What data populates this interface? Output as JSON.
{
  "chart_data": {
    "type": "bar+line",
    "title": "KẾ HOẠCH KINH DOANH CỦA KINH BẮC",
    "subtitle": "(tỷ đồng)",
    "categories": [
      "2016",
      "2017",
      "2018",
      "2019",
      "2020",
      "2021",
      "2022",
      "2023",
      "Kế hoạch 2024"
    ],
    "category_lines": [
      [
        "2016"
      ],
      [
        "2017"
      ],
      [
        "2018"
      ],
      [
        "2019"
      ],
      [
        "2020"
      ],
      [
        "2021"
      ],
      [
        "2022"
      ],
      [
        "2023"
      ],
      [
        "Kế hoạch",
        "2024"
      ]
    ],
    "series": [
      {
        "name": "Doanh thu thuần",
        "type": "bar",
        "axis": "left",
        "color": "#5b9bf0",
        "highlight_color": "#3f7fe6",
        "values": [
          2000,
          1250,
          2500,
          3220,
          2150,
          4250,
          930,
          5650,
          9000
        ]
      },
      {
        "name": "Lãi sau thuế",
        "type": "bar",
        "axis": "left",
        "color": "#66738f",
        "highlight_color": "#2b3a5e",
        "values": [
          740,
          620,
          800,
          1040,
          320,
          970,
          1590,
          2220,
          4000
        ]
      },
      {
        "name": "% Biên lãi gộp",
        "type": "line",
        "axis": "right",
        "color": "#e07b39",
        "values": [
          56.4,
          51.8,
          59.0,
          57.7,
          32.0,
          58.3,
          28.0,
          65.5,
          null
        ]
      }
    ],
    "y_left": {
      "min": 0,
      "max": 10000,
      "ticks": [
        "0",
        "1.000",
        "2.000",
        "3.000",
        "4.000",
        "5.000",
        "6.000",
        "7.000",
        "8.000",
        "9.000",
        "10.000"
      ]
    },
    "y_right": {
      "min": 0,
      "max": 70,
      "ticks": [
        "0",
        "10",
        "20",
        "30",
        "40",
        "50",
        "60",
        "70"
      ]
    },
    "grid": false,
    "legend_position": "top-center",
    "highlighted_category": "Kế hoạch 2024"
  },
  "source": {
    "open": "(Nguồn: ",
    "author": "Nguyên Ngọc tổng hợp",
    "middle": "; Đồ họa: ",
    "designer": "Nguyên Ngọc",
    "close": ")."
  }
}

- - -

## Stated task
Determine the number of lines in the records that include the string "type", and respond with that number only.

## Complete output
4